### SUPPLIED RECORDS:
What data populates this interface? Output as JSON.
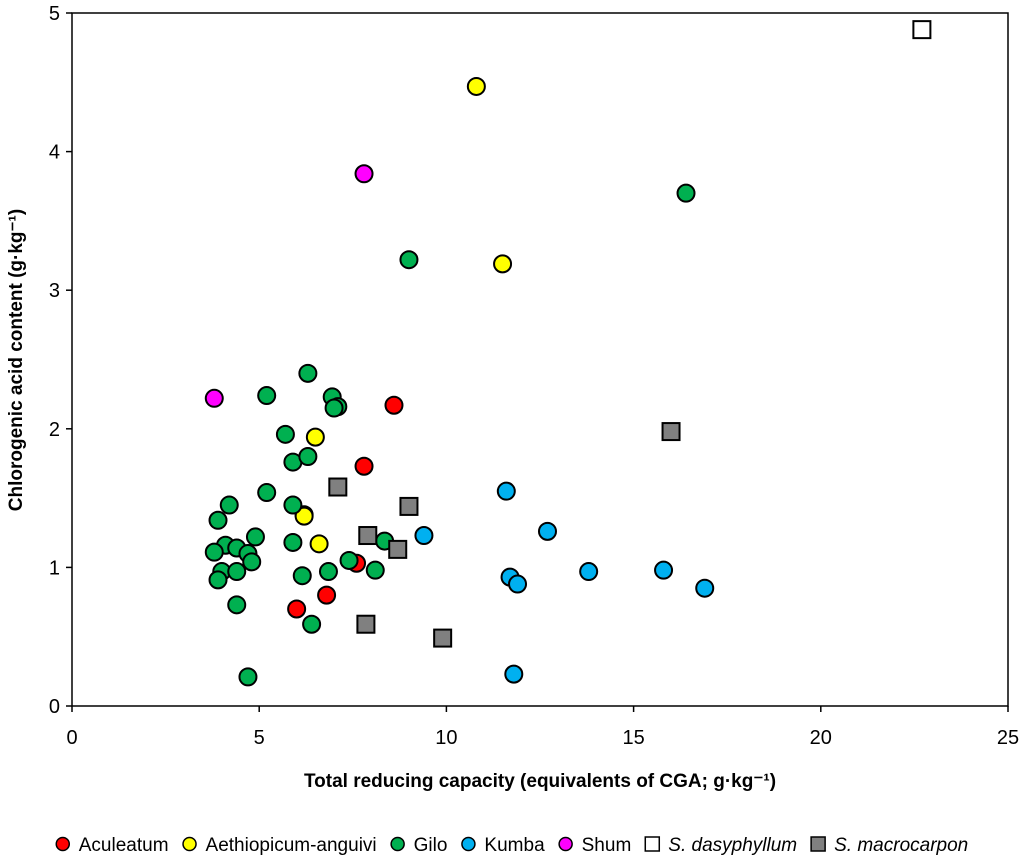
{
  "chart_data": {
    "type": "scatter",
    "xlabel": "Total reducing capacity (equivalents of CGA; g·kg⁻¹)",
    "ylabel": "Chlorogenic acid content  (g·kg⁻¹)",
    "xlim": [
      0,
      25
    ],
    "ylim": [
      0,
      5
    ],
    "xticks": [
      "0",
      "5",
      "10",
      "15",
      "20",
      "25"
    ],
    "yticks": [
      "0",
      "1",
      "2",
      "3",
      "4",
      "5"
    ],
    "legend_position": "bottom",
    "series": [
      {
        "name": "Aculeatum",
        "marker": "circle",
        "color": "#ff0000",
        "italic": false,
        "points": [
          [
            6.0,
            0.7
          ],
          [
            6.8,
            0.8
          ],
          [
            7.6,
            1.03
          ],
          [
            7.8,
            1.73
          ],
          [
            8.6,
            2.17
          ],
          [
            6.2,
            1.38
          ]
        ]
      },
      {
        "name": "Aethiopicum-anguivi",
        "marker": "circle",
        "color": "#ffff00",
        "italic": false,
        "points": [
          [
            10.8,
            4.47
          ],
          [
            11.5,
            3.19
          ],
          [
            6.5,
            1.94
          ],
          [
            6.2,
            1.37
          ],
          [
            6.6,
            1.17
          ]
        ]
      },
      {
        "name": "Gilo",
        "marker": "circle",
        "color": "#00b050",
        "italic": false,
        "points": [
          [
            16.4,
            3.7
          ],
          [
            9.0,
            3.22
          ],
          [
            6.3,
            2.4
          ],
          [
            5.2,
            2.24
          ],
          [
            6.95,
            2.23
          ],
          [
            7.1,
            2.16
          ],
          [
            7.0,
            2.15
          ],
          [
            5.7,
            1.96
          ],
          [
            5.9,
            1.76
          ],
          [
            6.3,
            1.8
          ],
          [
            5.2,
            1.54
          ],
          [
            5.9,
            1.45
          ],
          [
            4.2,
            1.45
          ],
          [
            3.9,
            1.34
          ],
          [
            4.9,
            1.22
          ],
          [
            5.9,
            1.18
          ],
          [
            4.1,
            1.16
          ],
          [
            4.4,
            1.14
          ],
          [
            3.8,
            1.11
          ],
          [
            4.7,
            1.1
          ],
          [
            4.8,
            1.04
          ],
          [
            7.4,
            1.05
          ],
          [
            8.35,
            1.19
          ],
          [
            4.0,
            0.97
          ],
          [
            4.4,
            0.97
          ],
          [
            6.85,
            0.97
          ],
          [
            8.1,
            0.98
          ],
          [
            6.15,
            0.94
          ],
          [
            3.9,
            0.91
          ],
          [
            4.4,
            0.73
          ],
          [
            6.4,
            0.59
          ],
          [
            4.7,
            0.21
          ]
        ]
      },
      {
        "name": "Kumba",
        "marker": "circle",
        "color": "#00b0f0",
        "italic": false,
        "points": [
          [
            11.6,
            1.55
          ],
          [
            12.7,
            1.26
          ],
          [
            9.4,
            1.23
          ],
          [
            13.8,
            0.97
          ],
          [
            15.8,
            0.98
          ],
          [
            16.9,
            0.85
          ],
          [
            11.7,
            0.93
          ],
          [
            11.9,
            0.88
          ],
          [
            11.8,
            0.23
          ]
        ]
      },
      {
        "name": "Shum",
        "marker": "circle",
        "color": "#ff00ff",
        "italic": false,
        "points": [
          [
            7.8,
            3.84
          ],
          [
            3.8,
            2.22
          ]
        ]
      },
      {
        "name": "S. dasyphyllum",
        "marker": "square",
        "color": "#ffffff",
        "italic": true,
        "points": [
          [
            22.7,
            4.88
          ]
        ]
      },
      {
        "name": "S. macrocarpon",
        "marker": "square",
        "color": "#808080",
        "italic": true,
        "points": [
          [
            16.0,
            1.98
          ],
          [
            7.1,
            1.58
          ],
          [
            9.0,
            1.44
          ],
          [
            7.9,
            1.23
          ],
          [
            8.7,
            1.13
          ],
          [
            7.85,
            0.59
          ],
          [
            9.9,
            0.49
          ]
        ]
      }
    ]
  }
}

### WRITTEN INSTRUCTION:
Take the listing above and print it exactly, apart from the pictures.

### TASK RESPONSE:
What data populates this interface? Output as JSON.
{
  "chart_data": {
    "type": "scatter",
    "xlabel": "Total reducing capacity (equivalents of CGA; g·kg⁻¹)",
    "ylabel": "Chlorogenic acid content  (g·kg⁻¹)",
    "xlim": [
      0,
      25
    ],
    "ylim": [
      0,
      5
    ],
    "xticks": [
      "0",
      "5",
      "10",
      "15",
      "20",
      "25"
    ],
    "yticks": [
      "0",
      "1",
      "2",
      "3",
      "4",
      "5"
    ],
    "legend_position": "bottom",
    "series": [
      {
        "name": "Aculeatum",
        "marker": "circle",
        "color": "#ff0000",
        "italic": false,
        "points": [
          [
            6.0,
            0.7
          ],
          [
            6.8,
            0.8
          ],
          [
            7.6,
            1.03
          ],
          [
            7.8,
            1.73
          ],
          [
            8.6,
            2.17
          ],
          [
            6.2,
            1.38
          ]
        ]
      },
      {
        "name": "Aethiopicum-anguivi",
        "marker": "circle",
        "color": "#ffff00",
        "italic": false,
        "points": [
          [
            10.8,
            4.47
          ],
          [
            11.5,
            3.19
          ],
          [
            6.5,
            1.94
          ],
          [
            6.2,
            1.37
          ],
          [
            6.6,
            1.17
          ]
        ]
      },
      {
        "name": "Gilo",
        "marker": "circle",
        "color": "#00b050",
        "italic": false,
        "points": [
          [
            16.4,
            3.7
          ],
          [
            9.0,
            3.22
          ],
          [
            6.3,
            2.4
          ],
          [
            5.2,
            2.24
          ],
          [
            6.95,
            2.23
          ],
          [
            7.1,
            2.16
          ],
          [
            7.0,
            2.15
          ],
          [
            5.7,
            1.96
          ],
          [
            5.9,
            1.76
          ],
          [
            6.3,
            1.8
          ],
          [
            5.2,
            1.54
          ],
          [
            5.9,
            1.45
          ],
          [
            4.2,
            1.45
          ],
          [
            3.9,
            1.34
          ],
          [
            4.9,
            1.22
          ],
          [
            5.9,
            1.18
          ],
          [
            4.1,
            1.16
          ],
          [
            4.4,
            1.14
          ],
          [
            3.8,
            1.11
          ],
          [
            4.7,
            1.1
          ],
          [
            4.8,
            1.04
          ],
          [
            7.4,
            1.05
          ],
          [
            8.35,
            1.19
          ],
          [
            4.0,
            0.97
          ],
          [
            4.4,
            0.97
          ],
          [
            6.85,
            0.97
          ],
          [
            8.1,
            0.98
          ],
          [
            6.15,
            0.94
          ],
          [
            3.9,
            0.91
          ],
          [
            4.4,
            0.73
          ],
          [
            6.4,
            0.59
          ],
          [
            4.7,
            0.21
          ]
        ]
      },
      {
        "name": "Kumba",
        "marker": "circle",
        "color": "#00b0f0",
        "italic": false,
        "points": [
          [
            11.6,
            1.55
          ],
          [
            12.7,
            1.26
          ],
          [
            9.4,
            1.23
          ],
          [
            13.8,
            0.97
          ],
          [
            15.8,
            0.98
          ],
          [
            16.9,
            0.85
          ],
          [
            11.7,
            0.93
          ],
          [
            11.9,
            0.88
          ],
          [
            11.8,
            0.23
          ]
        ]
      },
      {
        "name": "Shum",
        "marker": "circle",
        "color": "#ff00ff",
        "italic": false,
        "points": [
          [
            7.8,
            3.84
          ],
          [
            3.8,
            2.22
          ]
        ]
      },
      {
        "name": "S. dasyphyllum",
        "marker": "square",
        "color": "#ffffff",
        "italic": true,
        "points": [
          [
            22.7,
            4.88
          ]
        ]
      },
      {
        "name": "S. macrocarpon",
        "marker": "square",
        "color": "#808080",
        "italic": true,
        "points": [
          [
            16.0,
            1.98
          ],
          [
            7.1,
            1.58
          ],
          [
            9.0,
            1.44
          ],
          [
            7.9,
            1.23
          ],
          [
            8.7,
            1.13
          ],
          [
            7.85,
            0.59
          ],
          [
            9.9,
            0.49
          ]
        ]
      }
    ]
  }
}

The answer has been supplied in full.